[Start Working data]

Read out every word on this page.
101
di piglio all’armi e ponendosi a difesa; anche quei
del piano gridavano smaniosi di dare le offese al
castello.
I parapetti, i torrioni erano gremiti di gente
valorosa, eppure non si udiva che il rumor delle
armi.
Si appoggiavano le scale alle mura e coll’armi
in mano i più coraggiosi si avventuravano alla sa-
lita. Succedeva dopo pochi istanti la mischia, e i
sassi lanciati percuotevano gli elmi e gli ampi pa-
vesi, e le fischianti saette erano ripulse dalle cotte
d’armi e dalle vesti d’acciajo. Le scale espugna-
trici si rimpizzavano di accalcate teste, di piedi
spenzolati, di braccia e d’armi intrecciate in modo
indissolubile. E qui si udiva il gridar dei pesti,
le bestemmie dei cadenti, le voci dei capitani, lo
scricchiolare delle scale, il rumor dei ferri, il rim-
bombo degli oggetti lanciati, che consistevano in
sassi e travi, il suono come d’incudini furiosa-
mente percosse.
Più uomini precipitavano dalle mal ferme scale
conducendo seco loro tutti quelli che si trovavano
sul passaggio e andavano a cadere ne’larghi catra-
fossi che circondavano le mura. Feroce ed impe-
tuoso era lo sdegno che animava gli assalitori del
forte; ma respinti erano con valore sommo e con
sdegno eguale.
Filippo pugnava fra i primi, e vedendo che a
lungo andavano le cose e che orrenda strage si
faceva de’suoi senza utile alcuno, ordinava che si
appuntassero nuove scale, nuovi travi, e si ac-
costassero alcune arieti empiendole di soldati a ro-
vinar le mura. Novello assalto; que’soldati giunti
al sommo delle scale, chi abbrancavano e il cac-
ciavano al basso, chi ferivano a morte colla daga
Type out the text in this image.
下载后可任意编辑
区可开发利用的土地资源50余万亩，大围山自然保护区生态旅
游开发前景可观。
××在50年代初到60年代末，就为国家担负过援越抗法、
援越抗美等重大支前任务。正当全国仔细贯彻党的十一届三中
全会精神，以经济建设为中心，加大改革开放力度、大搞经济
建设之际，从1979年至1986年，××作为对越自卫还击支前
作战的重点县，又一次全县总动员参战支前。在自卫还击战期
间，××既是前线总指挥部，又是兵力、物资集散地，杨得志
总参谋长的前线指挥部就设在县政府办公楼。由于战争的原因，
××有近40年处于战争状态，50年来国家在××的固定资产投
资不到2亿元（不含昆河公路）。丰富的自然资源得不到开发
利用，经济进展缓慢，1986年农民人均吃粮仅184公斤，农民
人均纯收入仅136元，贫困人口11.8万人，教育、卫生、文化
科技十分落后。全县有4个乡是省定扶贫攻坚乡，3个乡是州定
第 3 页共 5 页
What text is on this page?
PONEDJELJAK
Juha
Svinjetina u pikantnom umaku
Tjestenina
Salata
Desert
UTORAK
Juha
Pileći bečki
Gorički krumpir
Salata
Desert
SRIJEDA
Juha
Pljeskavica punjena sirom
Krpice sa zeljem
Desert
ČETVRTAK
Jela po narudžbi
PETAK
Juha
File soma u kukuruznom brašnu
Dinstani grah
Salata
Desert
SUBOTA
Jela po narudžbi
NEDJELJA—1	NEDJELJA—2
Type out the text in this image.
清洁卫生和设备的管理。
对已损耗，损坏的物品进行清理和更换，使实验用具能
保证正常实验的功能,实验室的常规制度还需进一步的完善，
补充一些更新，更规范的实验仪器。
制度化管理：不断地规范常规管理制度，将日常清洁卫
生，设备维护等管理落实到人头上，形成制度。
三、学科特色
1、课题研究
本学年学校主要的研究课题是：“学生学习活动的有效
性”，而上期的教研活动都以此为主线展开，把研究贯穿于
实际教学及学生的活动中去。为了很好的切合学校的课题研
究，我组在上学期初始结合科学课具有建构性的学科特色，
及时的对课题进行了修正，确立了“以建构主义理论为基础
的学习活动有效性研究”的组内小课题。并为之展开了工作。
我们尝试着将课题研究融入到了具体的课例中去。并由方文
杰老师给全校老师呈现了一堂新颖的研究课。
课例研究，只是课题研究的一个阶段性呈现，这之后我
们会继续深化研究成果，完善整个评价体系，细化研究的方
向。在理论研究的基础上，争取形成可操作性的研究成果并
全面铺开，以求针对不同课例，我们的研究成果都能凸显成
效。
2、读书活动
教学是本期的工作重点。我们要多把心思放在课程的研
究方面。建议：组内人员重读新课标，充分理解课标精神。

[End Working data]

**Stated task:** All lines from the one containing "What text is on this page?" through the end of the records, both ends included, are to be quoted exactly; please add nothing else.

**Full output:**
What text is on this page?
PONEDJELJAK
Juha
Svinjetina u pikantnom umaku
Tjestenina
Salata
Desert
UTORAK
Juha
Pileći bečki
Gorički krumpir
Salata
Desert
SRIJEDA
Juha
Pljeskavica punjena sirom
Krpice sa zeljem
Desert
ČETVRTAK
Jela po narudžbi
PETAK
Juha
File soma u kukuruznom brašnu
Dinstani grah
Salata
Desert
SUBOTA
Jela po narudžbi
NEDJELJA—1	NEDJELJA—2
Type out the text in this image.
清洁卫生和设备的管理。
对已损耗，损坏的物品进行清理和更换，使实验用具能
保证正常实验的功能,实验室的常规制度还需进一步的完善，
补充一些更新，更规范的实验仪器。
制度化管理：不断地规范常规管理制度，将日常清洁卫
生，设备维护等管理落实到人头上，形成制度。
三、学科特色
1、课题研究
本学年学校主要的研究课题是：“学生学习活动的有效
性”，而上期的教研活动都以此为主线展开，把研究贯穿于
实际教学及学生的活动中去。为了很好的切合学校的课题研
究，我组在上学期初始结合科学课具有建构性的学科特色，
及时的对课题进行了修正，确立了“以建构主义理论为基础
的学习活动有效性研究”的组内小课题。并为之展开了工作。
我们尝试着将课题研究融入到了具体的课例中去。并由方文
杰老师给全校老师呈现了一堂新颖的研究课。
课例研究，只是课题研究的一个阶段性呈现，这之后我
们会继续深化研究成果，完善整个评价体系，细化研究的方
向。在理论研究的基础上，争取形成可操作性的研究成果并
全面铺开，以求针对不同课例，我们的研究成果都能凸显成
效。
2、读书活动
教学是本期的工作重点。我们要多把心思放在课程的研
究方面。建议：组内人员重读新课标，充分理解课标精神。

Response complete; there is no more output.